§ **RECORDS SHOWN**

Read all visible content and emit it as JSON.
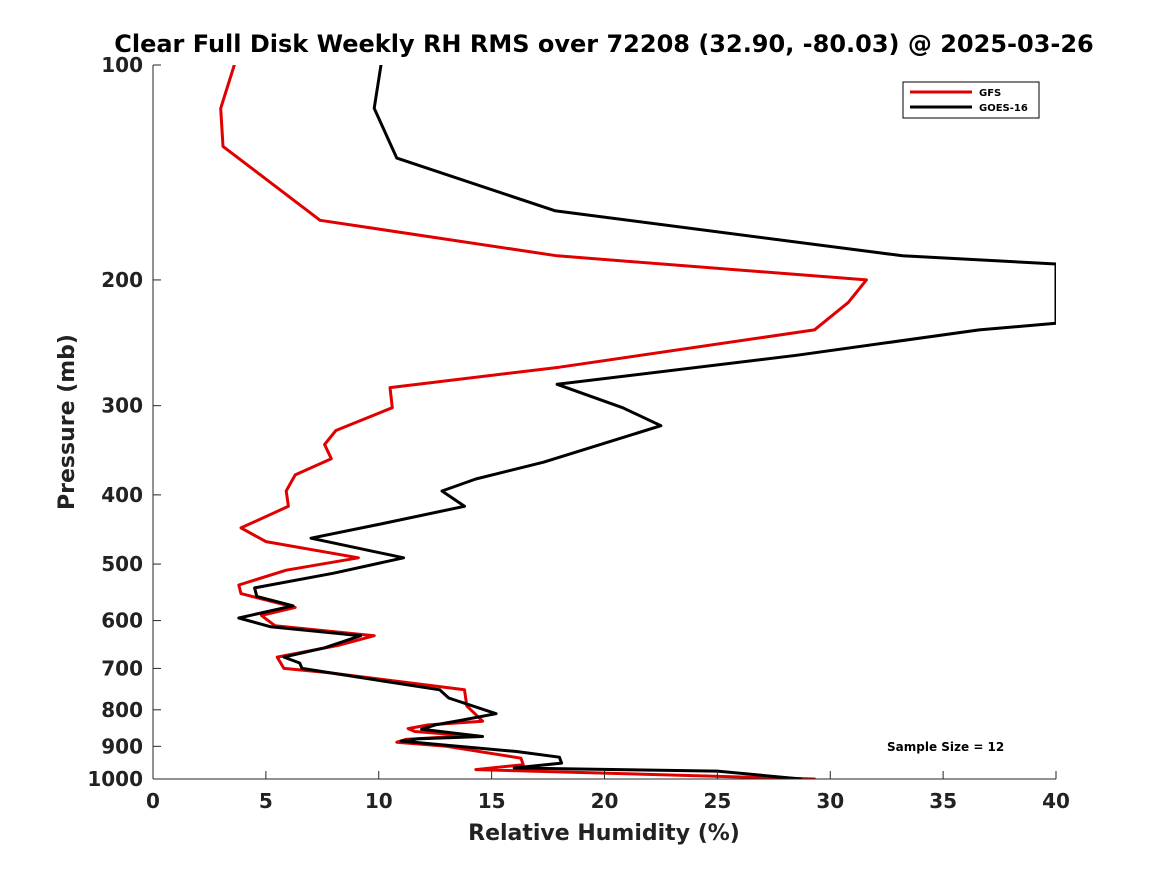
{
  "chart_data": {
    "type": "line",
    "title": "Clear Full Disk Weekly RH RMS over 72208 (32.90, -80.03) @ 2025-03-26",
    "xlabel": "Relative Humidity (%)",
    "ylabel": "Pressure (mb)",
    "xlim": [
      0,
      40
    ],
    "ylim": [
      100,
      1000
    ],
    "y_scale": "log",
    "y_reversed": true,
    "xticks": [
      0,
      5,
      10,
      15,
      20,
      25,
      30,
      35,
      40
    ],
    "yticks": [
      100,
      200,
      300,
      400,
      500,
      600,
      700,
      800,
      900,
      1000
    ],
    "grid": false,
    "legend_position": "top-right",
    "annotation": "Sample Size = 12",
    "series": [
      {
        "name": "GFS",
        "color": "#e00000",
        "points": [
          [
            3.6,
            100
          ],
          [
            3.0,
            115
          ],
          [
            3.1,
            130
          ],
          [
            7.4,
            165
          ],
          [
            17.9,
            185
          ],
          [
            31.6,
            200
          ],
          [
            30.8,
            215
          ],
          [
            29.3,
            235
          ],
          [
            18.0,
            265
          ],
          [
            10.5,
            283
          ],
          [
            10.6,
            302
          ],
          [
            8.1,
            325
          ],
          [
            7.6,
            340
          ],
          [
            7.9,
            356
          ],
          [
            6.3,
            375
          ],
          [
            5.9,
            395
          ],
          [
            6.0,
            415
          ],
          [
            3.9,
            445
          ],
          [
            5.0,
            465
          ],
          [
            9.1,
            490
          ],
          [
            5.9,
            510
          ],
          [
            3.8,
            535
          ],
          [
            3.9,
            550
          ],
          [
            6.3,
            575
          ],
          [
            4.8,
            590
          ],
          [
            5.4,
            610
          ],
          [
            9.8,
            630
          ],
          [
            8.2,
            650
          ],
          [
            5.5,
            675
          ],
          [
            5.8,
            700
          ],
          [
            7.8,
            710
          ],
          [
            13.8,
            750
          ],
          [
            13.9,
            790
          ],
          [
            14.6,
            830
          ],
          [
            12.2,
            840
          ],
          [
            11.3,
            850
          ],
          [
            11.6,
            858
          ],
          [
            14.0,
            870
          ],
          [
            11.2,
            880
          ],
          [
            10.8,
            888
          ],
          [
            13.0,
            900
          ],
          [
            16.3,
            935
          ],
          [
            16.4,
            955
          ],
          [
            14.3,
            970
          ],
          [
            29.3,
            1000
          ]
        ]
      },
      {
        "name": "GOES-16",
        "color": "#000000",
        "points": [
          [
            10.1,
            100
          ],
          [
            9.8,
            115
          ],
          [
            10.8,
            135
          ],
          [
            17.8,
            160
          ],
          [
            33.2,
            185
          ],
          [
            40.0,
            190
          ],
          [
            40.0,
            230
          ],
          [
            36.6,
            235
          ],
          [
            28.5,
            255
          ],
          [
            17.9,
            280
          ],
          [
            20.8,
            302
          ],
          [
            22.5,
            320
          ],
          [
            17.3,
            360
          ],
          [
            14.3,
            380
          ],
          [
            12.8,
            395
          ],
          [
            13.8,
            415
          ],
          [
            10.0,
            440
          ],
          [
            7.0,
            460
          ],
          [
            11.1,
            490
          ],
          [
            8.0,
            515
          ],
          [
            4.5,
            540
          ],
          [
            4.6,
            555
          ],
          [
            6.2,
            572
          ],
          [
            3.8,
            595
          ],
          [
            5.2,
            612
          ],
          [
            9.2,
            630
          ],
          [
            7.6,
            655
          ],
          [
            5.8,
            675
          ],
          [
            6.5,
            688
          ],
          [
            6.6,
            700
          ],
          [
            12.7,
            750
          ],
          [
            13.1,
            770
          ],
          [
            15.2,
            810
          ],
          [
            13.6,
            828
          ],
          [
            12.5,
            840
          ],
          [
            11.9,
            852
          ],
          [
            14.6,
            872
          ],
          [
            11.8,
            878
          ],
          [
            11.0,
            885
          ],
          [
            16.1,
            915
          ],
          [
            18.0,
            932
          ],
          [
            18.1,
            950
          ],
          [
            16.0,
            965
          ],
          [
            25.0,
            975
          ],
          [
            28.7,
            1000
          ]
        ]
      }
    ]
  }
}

==

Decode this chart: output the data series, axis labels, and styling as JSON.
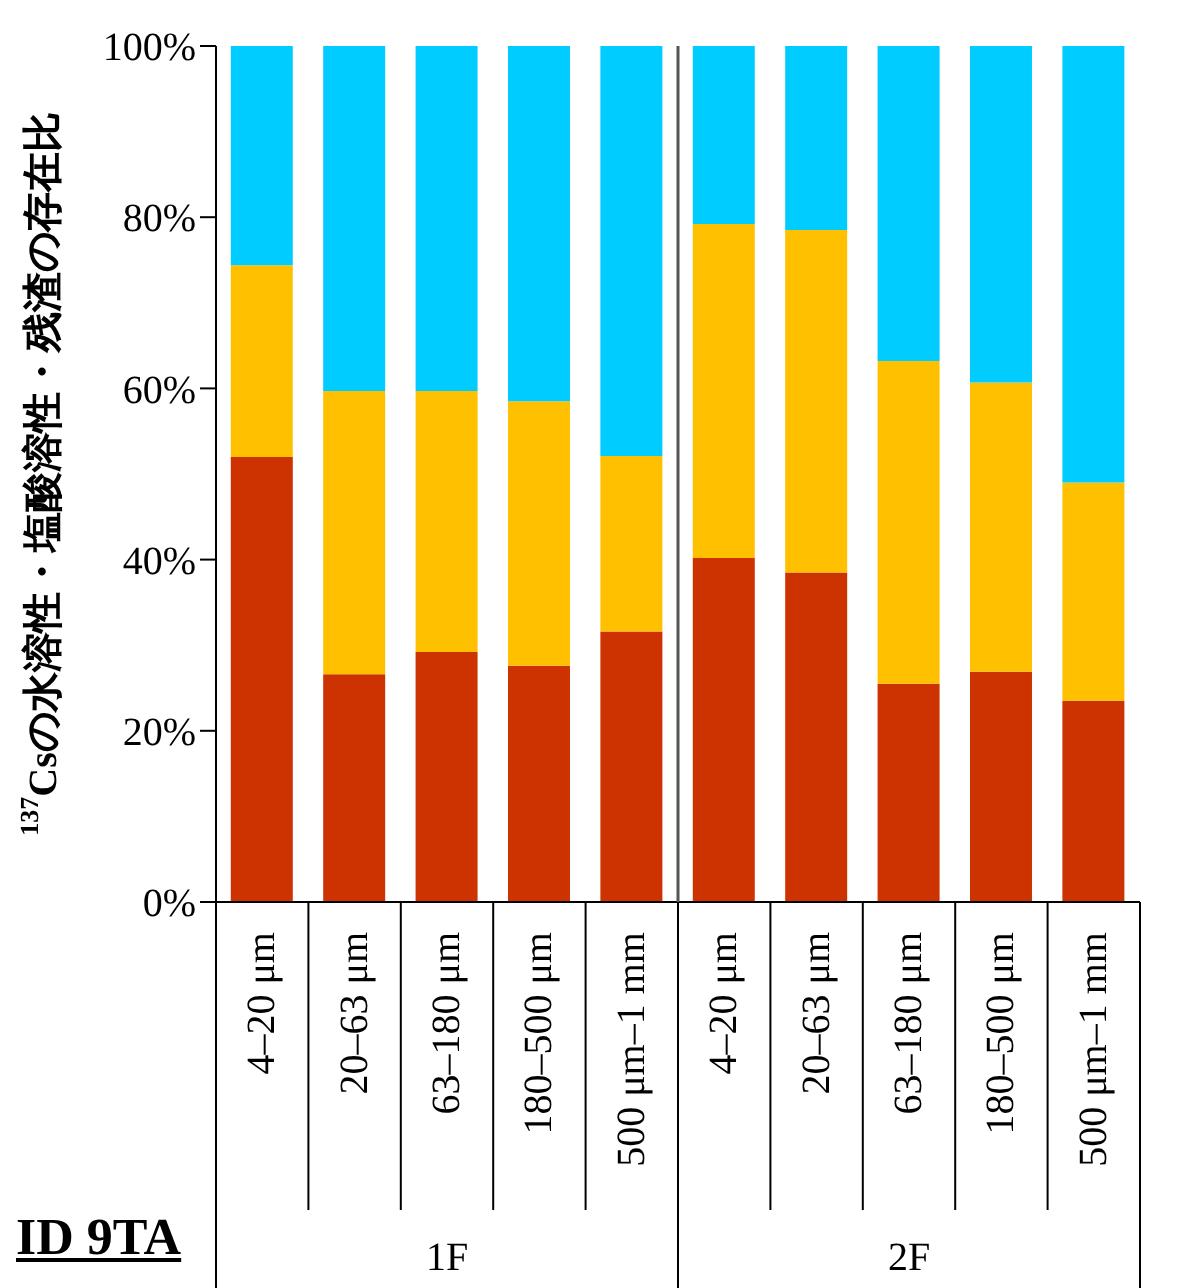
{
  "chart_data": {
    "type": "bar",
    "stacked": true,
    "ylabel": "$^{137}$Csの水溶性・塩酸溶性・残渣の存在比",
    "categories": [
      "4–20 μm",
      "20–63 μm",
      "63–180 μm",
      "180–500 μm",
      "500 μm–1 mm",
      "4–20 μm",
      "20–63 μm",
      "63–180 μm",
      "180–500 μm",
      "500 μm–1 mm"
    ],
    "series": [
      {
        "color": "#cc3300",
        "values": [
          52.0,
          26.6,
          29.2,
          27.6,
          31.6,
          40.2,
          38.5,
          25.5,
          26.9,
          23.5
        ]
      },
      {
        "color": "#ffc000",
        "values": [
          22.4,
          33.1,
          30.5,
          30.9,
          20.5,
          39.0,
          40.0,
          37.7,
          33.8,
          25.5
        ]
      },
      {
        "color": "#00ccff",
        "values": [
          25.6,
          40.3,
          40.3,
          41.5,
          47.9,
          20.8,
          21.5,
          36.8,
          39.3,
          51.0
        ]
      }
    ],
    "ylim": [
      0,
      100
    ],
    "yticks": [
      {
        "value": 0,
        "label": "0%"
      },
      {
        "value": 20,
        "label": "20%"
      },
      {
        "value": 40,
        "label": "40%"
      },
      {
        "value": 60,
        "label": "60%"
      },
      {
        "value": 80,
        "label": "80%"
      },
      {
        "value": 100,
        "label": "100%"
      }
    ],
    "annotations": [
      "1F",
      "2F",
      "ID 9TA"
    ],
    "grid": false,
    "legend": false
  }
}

§ **EXERCISE PROMPT**
List all lines from the entries that include the word "ylabel".

§ **RESPONSE TO THIS TASK**
    "ylabel": "Pressure (mb)",
    "ylabel": "$^{137}$Csの水溶性・塩酸溶性・残渣の存在比",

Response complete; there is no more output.